» WHAT TO WORK ON: Select every line holding the word "Regional" and copy it.
= = =
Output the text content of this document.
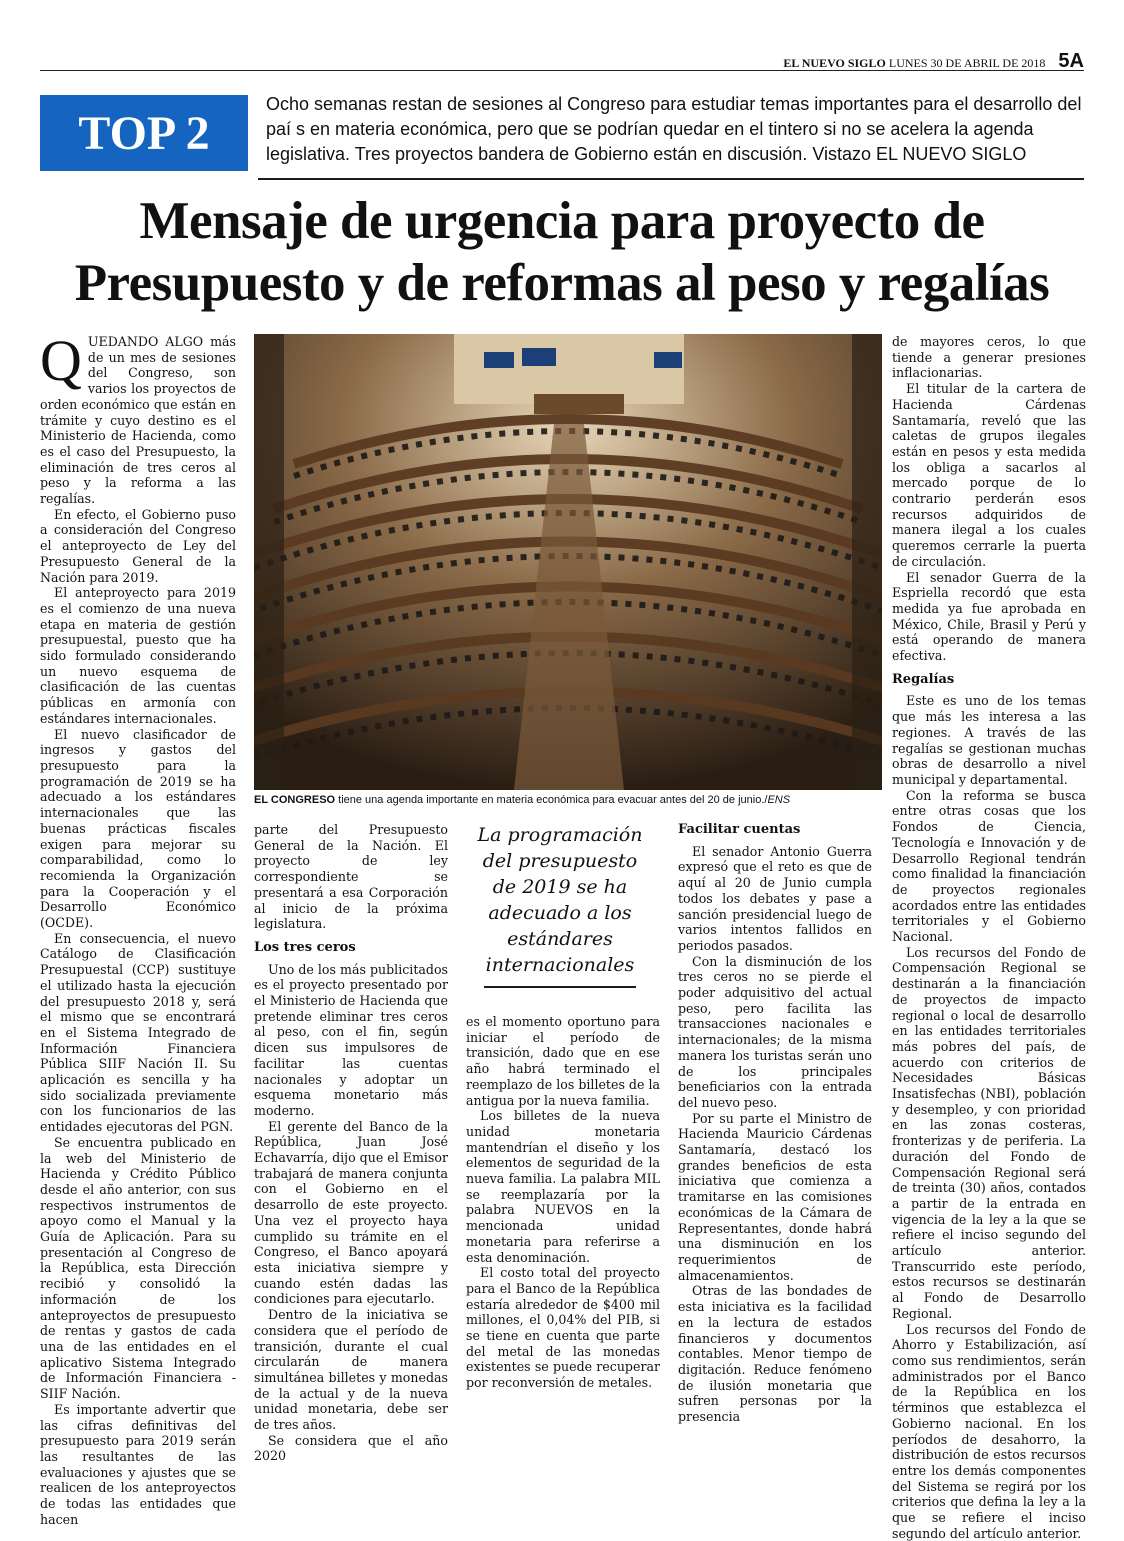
EL NUEVO SIGLO LUNES 30 DE ABRIL DE 2018 5A
TOP 2
Ocho semanas restan de sesiones al Congreso para estudiar temas importantes para el desarrollo del paí s en materia económica, pero que se podrían quedar en el tintero si no se acelera la agenda legislativa. Tres proyectos bandera de Gobierno están en discusión. Vistazo EL NUEVO SIGLO
Mensaje de urgencia para proyecto de
Presupuesto y de reformas al peso y regalías

QUEDANDO ALGO más de un mes de sesiones del Congreso, son varios los proyectos de orden económico que están en trámite y cuyo destino es el Ministerio de Hacienda, como es el caso del Presupuesto, la eliminación de tres ceros al peso y la reforma a las regalías.

En efecto, el Gobierno puso a consideración del Congreso el anteproyecto de Ley del Presupuesto General de la Nación para 2019.

El anteproyecto para 2019 es el comienzo de una nueva etapa en materia de gestión presupuestal, puesto que ha sido formulado considerando un nuevo esquema de clasificación de las cuentas públicas en armonía con estándares internacionales.

El nuevo clasificador de ingresos y gastos del presupuesto para la programación de 2019 se ha adecuado a los estándares internacionales que las buenas prácticas fiscales exigen para mejorar su comparabilidad, como lo recomienda la Organización para la Cooperación y el Desarrollo Económico (OCDE).

En consecuencia, el nuevo Catálogo de Clasificación Presupuestal (CCP) sustituye el utilizado hasta la ejecución del presupuesto 2018 y, será el mismo que se encontrará en el Sistema Integrado de Información Financiera Pública SIIF Nación II. Su aplicación es sencilla y ha sido socializada previamente con los funcionarios de las entidades ejecutoras del PGN.

Se encuentra publicado en la web del Ministerio de Hacienda y Crédito Público desde el año anterior, con sus respectivos instrumentos de apoyo como el Manual y la Guía de Aplicación. Para su presentación al Congreso de la República, esta Dirección recibió y consolidó la información de los anteproyectos de presupuesto de rentas y gastos de cada una de las entidades en el aplicativo Sistema Integrado de Información Financiera - SIIF Nación.

Es importante advertir que las cifras definitivas del presupuesto para 2019 serán las resultantes de las evaluaciones y ajustes que se realicen de los anteproyectos de todas las entidades que hacen

EL CONGRESO tiene una agenda importante en materia económica para evacuar antes del 20 de junio./ENS

parte del Presupuesto General de la Nación. El proyecto de ley correspondiente se presentará a esa Corporación al inicio de la próxima legislatura.

Los tres ceros

Uno de los más publicitados es el proyecto presentado por el Ministerio de Hacienda que pretende eliminar tres ceros al peso, con el fin, según dicen sus impulsores de facilitar las cuentas nacionales y adoptar un esquema monetario más moderno.

El gerente del Banco de la República, Juan José Echavarría, dijo que el Emisor trabajará de manera conjunta con el Gobierno en el desarrollo de este proyecto. Una vez el proyecto haya cumplido su trámite en el Congreso, el Banco apoyará esta iniciativa siempre y cuando estén dadas las condiciones para ejecutarlo.

Dentro de la iniciativa se considera que el período de transición, durante el cual circularán de manera simultánea billetes y monedas de la actual y de la nueva unidad monetaria, debe ser de tres años.

Se considera que el año 2020

La programación del presupuesto de 2019 se ha adecuado a los estándares internacionales

es el momento oportuno para iniciar el período de transición, dado que en ese año habrá terminado el reemplazo de los billetes de la antigua por la nueva familia.

Los billetes de la nueva unidad monetaria mantendrían el diseño y los elementos de seguridad de la nueva familia. La palabra MIL se reemplazaría por la palabra NUEVOS en la mencionada unidad monetaria para referirse a esta denominación.

El costo total del proyecto para el Banco de la República estaría alrededor de $400 mil millones, el 0,04% del PIB, si se tiene en cuenta que parte del metal de las monedas existentes se puede recuperar por reconversión de metales.

Facilitar cuentas

El senador Antonio Guerra expresó que el reto es que de aquí al 20 de Junio cumpla todos los debates y pase a sanción presidencial luego de varios intentos fallidos en periodos pasados.

Con la disminución de los tres ceros no se pierde el poder adquisitivo del actual peso, pero facilita las transacciones nacionales e internacionales; de la misma manera los turistas serán uno de los principales beneficiarios con la entrada del nuevo peso.

Por su parte el Ministro de Hacienda Mauricio Cárdenas Santamaría, destacó los grandes beneficios de esta iniciativa que comienza a tramitarse en las comisiones económicas de la Cámara de Representantes, donde habrá una disminución en los requerimientos de almacenamientos.

Otras de las bondades de esta iniciativa es la facilidad en la lectura de estados financieros y documentos contables. Menor tiempo de digitación. Reduce fenómeno de ilusión monetaria que sufren personas por la presencia

de mayores ceros, lo que tiende a generar presiones inflacionarias.

El titular de la cartera de Hacienda Cárdenas Santamaría, reveló que las caletas de grupos ilegales están en pesos y esta medida los obliga a sacarlos al mercado porque de lo contrario perderán esos recursos adquiridos de manera ilegal a los cuales queremos cerrarle la puerta de circulación.

El senador Guerra de la Espriella recordó que esta medida ya fue aprobada en México, Chile, Brasil y Perú y está operando de manera efectiva.

Regalías

Este es uno de los temas que más les interesa a las regiones. A través de las regalías se gestionan muchas obras de desarrollo a nivel municipal y departamental.

Con la reforma se busca entre otras cosas que los Fondos de Ciencia, Tecnología e Innovación y de Desarrollo Regional tendrán como finalidad la financiación de proyectos regionales acordados entre las entidades territoriales y el Gobierno Nacional.

Los recursos del Fondo de Compensación Regional se destinarán a la financiación de proyectos de impacto regional o local de desarrollo en las entidades territoriales más pobres del país, de acuerdo con criterios de Necesidades Básicas Insatisfechas (NBI), población y desempleo, y con prioridad en las zonas costeras, fronterizas y de periferia. La duración del Fondo de Compensación Regional será de treinta (30) años, contados a partir de la entrada en vigencia de la ley a la que se refiere el inciso segundo del artículo anterior. Transcurrido este período, estos recursos se destinarán al Fondo de Desarrollo Regional.

Los recursos del Fondo de Ahorro y Estabilización, así como sus rendimientos, serán administrados por el Banco de la República en los términos que establezca el Gobierno nacional. En los períodos de desahorro, la distribución de estos recursos entre los demás componentes del Sistema se regirá por los criterios que defina la ley a la que se refiere el inciso segundo del artículo anterior.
= = =
» TASK ANSWER:
Con la reforma se busca entre otras cosas que los Fondos de Ciencia, Tecnología e Innovación y de Desarrollo Regional tendrán como finalidad la financiación de proyectos regionales acordados entre las entidades territoriales y el Gobierno Nacional.
Los recursos del Fondo de Compensación Regional se destinarán a la financiación de proyectos de impacto regional o local de desarrollo en las entidades territoriales más pobres del país, de acuerdo con criterios de Necesidades Básicas Insatisfechas (NBI), población y desempleo, y con prioridad en las zonas costeras, fronterizas y de periferia. La duración del Fondo de Compensación Regional será de treinta (30) años, contados a partir de la entrada en vigencia de la ley a la que se refiere el inciso segundo del artículo anterior. Transcurrido este período, estos recursos se destinarán al Fondo de Desarrollo Regional.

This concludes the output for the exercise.